Part of a data file:

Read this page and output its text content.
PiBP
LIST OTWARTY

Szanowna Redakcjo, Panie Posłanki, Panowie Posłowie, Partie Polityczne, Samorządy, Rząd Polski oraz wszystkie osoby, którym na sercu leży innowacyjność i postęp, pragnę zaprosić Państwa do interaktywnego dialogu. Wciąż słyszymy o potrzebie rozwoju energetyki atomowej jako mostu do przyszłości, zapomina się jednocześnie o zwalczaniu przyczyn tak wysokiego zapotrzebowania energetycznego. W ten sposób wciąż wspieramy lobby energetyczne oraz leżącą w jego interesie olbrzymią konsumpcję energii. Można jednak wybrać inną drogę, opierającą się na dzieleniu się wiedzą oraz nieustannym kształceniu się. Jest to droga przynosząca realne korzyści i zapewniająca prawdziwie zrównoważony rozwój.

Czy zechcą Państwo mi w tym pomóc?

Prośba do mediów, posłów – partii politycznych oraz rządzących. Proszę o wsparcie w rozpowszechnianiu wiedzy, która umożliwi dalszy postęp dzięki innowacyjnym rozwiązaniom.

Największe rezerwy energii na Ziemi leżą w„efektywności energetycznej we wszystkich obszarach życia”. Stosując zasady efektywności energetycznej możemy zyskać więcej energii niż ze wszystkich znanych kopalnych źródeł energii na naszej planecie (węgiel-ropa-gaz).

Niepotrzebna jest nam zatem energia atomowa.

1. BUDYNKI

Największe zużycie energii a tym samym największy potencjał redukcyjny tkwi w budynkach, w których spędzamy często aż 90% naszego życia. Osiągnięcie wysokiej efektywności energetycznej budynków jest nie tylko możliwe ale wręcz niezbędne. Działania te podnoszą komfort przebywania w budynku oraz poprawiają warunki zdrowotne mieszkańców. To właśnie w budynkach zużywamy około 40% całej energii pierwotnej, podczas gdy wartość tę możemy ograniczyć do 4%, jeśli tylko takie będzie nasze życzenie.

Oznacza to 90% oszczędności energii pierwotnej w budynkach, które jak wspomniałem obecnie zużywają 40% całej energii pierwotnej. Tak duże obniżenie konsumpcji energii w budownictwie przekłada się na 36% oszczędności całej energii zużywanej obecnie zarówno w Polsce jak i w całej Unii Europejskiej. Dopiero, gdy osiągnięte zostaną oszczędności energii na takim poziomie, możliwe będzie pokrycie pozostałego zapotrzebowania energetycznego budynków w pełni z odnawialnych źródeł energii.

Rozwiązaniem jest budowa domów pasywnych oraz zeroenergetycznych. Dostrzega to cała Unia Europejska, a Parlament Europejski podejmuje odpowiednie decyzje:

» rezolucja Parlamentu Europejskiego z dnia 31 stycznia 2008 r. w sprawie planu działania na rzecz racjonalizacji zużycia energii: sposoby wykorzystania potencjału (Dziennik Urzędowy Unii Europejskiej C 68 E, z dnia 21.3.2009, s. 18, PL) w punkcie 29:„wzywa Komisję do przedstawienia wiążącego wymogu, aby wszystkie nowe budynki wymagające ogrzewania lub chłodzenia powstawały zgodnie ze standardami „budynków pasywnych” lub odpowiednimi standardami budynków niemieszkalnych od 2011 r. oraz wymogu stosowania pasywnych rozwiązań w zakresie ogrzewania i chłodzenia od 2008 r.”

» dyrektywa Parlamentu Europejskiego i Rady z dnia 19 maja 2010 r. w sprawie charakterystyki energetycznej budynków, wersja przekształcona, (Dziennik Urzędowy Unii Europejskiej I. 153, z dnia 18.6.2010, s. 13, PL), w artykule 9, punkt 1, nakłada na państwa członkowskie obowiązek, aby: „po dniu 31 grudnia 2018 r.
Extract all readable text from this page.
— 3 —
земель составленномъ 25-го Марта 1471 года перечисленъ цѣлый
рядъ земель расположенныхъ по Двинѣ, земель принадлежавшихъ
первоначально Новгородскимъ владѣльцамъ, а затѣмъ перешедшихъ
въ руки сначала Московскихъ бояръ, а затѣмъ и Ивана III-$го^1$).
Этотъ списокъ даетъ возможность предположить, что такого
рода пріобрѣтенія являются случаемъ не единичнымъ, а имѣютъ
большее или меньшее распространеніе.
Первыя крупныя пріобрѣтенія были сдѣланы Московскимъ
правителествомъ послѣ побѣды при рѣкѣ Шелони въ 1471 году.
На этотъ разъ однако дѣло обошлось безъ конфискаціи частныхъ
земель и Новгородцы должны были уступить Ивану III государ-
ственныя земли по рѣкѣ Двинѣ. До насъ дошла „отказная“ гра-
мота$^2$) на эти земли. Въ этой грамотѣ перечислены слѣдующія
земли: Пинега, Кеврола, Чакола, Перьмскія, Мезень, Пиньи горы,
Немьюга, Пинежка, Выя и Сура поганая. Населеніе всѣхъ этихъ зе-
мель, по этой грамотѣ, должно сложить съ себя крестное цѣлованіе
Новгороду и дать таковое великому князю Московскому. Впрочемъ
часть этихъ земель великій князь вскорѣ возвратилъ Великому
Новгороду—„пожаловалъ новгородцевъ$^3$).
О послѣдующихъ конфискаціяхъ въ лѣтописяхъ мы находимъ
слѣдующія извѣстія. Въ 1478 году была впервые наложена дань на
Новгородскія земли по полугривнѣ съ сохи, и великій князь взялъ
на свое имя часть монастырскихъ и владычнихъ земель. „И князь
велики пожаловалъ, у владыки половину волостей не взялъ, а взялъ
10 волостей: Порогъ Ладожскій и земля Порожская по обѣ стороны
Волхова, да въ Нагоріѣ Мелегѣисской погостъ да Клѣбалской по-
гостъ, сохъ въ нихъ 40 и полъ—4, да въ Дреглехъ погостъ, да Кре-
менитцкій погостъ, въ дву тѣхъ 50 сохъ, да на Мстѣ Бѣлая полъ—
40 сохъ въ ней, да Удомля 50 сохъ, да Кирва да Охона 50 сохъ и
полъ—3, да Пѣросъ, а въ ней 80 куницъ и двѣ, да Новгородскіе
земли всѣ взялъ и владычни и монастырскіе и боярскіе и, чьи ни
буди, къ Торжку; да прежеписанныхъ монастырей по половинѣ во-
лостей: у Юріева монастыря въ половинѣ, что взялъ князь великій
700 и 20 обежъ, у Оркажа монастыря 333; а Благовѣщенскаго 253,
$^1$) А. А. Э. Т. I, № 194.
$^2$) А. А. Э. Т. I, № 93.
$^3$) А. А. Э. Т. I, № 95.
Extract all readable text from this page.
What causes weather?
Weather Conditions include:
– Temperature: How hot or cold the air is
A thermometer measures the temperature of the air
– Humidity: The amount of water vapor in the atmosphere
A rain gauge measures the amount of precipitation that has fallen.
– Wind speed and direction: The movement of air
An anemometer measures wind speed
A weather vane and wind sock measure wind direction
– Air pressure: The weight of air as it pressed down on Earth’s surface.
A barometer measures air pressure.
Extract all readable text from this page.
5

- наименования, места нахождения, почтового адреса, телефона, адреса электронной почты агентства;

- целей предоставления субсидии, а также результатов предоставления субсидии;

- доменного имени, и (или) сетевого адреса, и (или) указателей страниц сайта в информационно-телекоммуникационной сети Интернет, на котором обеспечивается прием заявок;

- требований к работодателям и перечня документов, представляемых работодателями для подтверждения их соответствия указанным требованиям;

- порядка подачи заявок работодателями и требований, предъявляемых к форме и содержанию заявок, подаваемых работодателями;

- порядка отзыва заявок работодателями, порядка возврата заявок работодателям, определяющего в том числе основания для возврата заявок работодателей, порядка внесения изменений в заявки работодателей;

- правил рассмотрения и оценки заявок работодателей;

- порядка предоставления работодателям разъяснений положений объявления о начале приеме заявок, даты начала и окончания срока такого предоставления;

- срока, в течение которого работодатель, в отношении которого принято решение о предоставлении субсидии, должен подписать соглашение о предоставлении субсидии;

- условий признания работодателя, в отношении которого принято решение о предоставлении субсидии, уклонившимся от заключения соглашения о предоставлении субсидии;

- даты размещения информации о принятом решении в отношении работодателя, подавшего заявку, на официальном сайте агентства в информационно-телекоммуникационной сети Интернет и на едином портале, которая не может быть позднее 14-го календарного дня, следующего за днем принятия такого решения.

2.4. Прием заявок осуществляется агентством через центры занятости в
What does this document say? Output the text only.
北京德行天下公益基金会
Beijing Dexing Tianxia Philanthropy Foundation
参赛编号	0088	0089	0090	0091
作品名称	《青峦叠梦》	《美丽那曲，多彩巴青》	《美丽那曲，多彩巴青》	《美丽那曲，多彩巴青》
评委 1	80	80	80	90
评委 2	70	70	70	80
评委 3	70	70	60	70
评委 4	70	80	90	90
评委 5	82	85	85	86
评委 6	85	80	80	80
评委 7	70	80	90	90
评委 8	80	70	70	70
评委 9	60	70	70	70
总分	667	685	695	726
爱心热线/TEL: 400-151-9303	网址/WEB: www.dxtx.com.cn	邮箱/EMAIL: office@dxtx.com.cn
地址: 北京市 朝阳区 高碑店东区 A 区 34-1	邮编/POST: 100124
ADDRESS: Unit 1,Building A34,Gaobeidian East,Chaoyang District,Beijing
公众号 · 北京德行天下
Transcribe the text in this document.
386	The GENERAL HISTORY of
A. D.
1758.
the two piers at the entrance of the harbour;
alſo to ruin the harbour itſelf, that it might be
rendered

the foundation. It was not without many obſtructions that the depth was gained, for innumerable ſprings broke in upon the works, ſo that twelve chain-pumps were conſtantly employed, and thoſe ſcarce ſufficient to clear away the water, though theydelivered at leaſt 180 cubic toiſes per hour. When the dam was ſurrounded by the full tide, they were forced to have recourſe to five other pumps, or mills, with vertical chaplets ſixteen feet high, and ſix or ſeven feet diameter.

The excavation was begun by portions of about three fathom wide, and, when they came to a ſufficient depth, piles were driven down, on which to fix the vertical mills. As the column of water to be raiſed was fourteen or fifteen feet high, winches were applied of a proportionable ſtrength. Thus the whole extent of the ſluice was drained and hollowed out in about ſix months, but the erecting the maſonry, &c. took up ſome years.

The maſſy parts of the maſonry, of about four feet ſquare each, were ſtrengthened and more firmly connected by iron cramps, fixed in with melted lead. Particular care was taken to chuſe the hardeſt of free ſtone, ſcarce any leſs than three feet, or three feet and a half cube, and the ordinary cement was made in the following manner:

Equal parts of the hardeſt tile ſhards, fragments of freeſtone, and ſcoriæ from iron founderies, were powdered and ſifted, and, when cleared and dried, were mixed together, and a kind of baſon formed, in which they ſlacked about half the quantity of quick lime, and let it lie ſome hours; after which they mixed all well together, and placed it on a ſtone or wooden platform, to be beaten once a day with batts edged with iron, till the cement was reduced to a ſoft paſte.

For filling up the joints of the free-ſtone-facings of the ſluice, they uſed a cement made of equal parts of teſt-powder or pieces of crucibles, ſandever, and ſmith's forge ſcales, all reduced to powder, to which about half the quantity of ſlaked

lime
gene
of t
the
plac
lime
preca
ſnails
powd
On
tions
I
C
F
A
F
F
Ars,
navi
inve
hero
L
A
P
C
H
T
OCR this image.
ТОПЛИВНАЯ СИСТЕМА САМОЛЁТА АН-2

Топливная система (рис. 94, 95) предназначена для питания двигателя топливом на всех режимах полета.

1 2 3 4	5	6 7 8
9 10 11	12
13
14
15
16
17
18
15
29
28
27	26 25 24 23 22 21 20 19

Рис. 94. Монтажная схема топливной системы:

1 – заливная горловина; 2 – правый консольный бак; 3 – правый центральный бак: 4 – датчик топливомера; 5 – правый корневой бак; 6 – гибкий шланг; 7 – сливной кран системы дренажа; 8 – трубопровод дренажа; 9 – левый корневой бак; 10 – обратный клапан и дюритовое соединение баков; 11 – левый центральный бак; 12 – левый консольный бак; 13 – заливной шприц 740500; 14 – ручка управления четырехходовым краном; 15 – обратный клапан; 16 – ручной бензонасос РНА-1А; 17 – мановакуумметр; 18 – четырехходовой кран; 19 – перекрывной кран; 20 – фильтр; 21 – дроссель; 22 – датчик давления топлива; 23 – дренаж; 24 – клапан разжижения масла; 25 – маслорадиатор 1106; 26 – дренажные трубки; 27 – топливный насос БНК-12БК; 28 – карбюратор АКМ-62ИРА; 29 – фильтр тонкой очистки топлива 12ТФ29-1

THE PROBLEM. Using the listing above, gather each line that holds the string "работодателями" and copy it.

EXERCISE RESPONSE.
- требований к работодателям и перечня документов, представляемых работодателями для подтверждения их соответствия указанным требованиям;
- порядка подачи заявок работодателями и требований, предъявляемых к форме и содержанию заявок, подаваемых работодателями;
- порядка отзыва заявок работодателями, порядка возврата заявок работодателям, определяющего в том числе основания для возврата заявок работодателей, порядка внесения изменений в заявки работодателей;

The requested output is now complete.